> _Task to carry out_:
Copy out all the entries exactly.

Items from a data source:
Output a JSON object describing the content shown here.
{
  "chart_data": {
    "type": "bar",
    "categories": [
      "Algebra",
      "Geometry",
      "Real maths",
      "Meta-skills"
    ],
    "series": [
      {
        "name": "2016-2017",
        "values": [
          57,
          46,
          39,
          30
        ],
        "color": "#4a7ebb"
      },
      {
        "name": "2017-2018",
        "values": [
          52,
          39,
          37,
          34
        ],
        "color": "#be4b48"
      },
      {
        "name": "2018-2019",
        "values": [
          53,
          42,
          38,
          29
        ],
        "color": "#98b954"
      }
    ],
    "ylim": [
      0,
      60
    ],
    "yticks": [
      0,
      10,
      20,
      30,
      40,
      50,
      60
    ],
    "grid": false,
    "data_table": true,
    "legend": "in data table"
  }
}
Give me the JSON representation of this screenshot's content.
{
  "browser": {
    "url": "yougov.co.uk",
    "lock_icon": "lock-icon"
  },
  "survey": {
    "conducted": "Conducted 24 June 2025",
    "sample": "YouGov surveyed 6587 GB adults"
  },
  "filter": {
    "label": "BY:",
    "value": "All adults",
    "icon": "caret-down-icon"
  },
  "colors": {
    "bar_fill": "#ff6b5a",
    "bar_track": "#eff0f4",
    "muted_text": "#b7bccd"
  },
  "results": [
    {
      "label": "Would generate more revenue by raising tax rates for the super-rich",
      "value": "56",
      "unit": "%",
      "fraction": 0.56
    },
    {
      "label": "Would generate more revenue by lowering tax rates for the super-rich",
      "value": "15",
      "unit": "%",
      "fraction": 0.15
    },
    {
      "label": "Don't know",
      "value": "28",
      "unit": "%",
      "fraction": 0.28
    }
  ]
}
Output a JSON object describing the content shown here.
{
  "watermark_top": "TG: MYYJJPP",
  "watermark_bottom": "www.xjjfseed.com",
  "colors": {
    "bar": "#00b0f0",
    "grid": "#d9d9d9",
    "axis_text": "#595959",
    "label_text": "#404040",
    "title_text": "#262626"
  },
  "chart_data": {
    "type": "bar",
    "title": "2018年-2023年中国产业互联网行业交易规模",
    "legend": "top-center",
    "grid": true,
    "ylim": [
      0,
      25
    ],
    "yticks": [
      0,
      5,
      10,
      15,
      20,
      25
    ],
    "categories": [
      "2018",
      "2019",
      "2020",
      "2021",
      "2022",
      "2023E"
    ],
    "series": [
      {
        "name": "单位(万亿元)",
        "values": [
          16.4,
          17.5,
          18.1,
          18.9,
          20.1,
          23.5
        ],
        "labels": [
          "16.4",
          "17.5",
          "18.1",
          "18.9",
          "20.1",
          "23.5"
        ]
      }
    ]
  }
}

> _Exercise result_:
Output a JSON object describing the content shown here.
{
  "chart_data": {
    "type": "bar",
    "categories": [
      "Algebra",
      "Geometry",
      "Real maths",
      "Meta-skills"
    ],
    "series": [
      {
        "name": "2016-2017",
        "values": [
          57,
          46,
          39,
          30
        ],
        "color": "#4a7ebb"
      },
      {
        "name": "2017-2018",
        "values": [
          52,
          39,
          37,
          34
        ],
        "color": "#be4b48"
      },
      {
        "name": "2018-2019",
        "values": [
          53,
          42,
          38,
          29
        ],
        "color": "#98b954"
      }
    ],
    "ylim": [
      0,
      60
    ],
    "yticks": [
      0,
      10,
      20,
      30,
      40,
      50,
      60
    ],
    "grid": false,
    "data_table": true,
    "legend": "in data table"
  }
}
Give me the JSON representation of this screenshot's content.
{
  "browser": {
    "url": "yougov.co.uk",
    "lock_icon": "lock-icon"
  },
  "survey": {
    "conducted": "Conducted 24 June 2025",
    "sample": "YouGov surveyed 6587 GB adults"
  },
  "filter": {
    "label": "BY:",
    "value": "All adults",
    "icon": "caret-down-icon"
  },
  "colors": {
    "bar_fill": "#ff6b5a",
    "bar_track": "#eff0f4",
    "muted_text": "#b7bccd"
  },
  "results": [
    {
      "label": "Would generate more revenue by raising tax rates for the super-rich",
      "value": "56",
      "unit": "%",
      "fraction": 0.56
    },
    {
      "label": "Would generate more revenue by lowering tax rates for the super-rich",
      "value": "15",
      "unit": "%",
      "fraction": 0.15
    },
    {
      "label": "Don't know",
      "value": "28",
      "unit": "%",
      "fraction": 0.28
    }
  ]
}
Output a JSON object describing the content shown here.
{
  "watermark_top": "TG: MYYJJPP",
  "watermark_bottom": "www.xjjfseed.com",
  "colors": {
    "bar": "#00b0f0",
    "grid": "#d9d9d9",
    "axis_text": "#595959",
    "label_text": "#404040",
    "title_text": "#262626"
  },
  "chart_data": {
    "type": "bar",
    "title": "2018年-2023年中国产业互联网行业交易规模",
    "legend": "top-center",
    "grid": true,
    "ylim": [
      0,
      25
    ],
    "yticks": [
      0,
      5,
      10,
      15,
      20,
      25
    ],
    "categories": [
      "2018",
      "2019",
      "2020",
      "2021",
      "2022",
      "2023E"
    ],
    "series": [
      {
        "name": "单位(万亿元)",
        "values": [
          16.4,
          17.5,
          18.1,
          18.9,
          20.1,
          23.5
        ],
        "labels": [
          "16.4",
          "17.5",
          "18.1",
          "18.9",
          "20.1",
          "23.5"
        ]
      }
    ]
  }
}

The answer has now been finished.